Where a line contains the word "punti", copy that line in full.

[Recorded data]
□ □ □

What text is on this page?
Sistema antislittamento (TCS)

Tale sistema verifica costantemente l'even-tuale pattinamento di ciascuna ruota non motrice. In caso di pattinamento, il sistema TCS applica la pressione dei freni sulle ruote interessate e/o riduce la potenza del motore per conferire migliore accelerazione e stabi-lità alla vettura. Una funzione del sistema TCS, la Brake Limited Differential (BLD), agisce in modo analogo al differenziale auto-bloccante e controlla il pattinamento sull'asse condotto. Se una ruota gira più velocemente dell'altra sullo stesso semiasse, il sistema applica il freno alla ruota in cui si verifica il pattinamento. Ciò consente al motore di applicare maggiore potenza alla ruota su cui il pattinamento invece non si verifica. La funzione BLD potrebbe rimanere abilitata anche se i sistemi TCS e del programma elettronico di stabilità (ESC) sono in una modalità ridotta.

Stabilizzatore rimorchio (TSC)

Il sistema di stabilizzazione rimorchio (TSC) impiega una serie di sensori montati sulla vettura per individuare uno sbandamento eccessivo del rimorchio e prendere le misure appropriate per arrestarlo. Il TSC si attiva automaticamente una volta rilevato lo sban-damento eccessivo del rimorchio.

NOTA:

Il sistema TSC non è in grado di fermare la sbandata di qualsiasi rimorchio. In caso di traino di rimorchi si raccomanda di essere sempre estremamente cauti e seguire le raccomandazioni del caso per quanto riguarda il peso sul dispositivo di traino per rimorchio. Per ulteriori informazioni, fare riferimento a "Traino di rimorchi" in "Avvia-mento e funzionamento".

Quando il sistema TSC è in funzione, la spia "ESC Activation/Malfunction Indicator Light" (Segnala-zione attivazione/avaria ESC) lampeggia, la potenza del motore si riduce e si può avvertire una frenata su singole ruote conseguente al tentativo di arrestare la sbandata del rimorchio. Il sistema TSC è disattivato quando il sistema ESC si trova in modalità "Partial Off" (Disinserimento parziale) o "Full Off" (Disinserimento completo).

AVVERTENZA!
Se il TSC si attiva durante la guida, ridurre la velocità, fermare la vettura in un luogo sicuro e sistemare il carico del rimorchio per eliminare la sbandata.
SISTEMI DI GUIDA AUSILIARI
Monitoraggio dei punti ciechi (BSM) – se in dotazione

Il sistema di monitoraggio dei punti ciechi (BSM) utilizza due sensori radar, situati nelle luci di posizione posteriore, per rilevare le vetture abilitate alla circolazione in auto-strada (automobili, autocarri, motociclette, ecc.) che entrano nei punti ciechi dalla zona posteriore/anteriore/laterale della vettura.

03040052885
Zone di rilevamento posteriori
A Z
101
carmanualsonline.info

□ □ □

§ **The response**
Monitoraggio dei punti ciechi (BSM) – se in dotazione
Il sistema di monitoraggio dei punti ciechi (BSM) utilizza due sensori radar, situati nelle luci di posizione posteriore, per rilevare le vetture abilitate alla circolazione in auto-strada (automobili, autocarri, motociclette, ecc.) che entrano nei punti ciechi dalla zona posteriore/anteriore/laterale della vettura.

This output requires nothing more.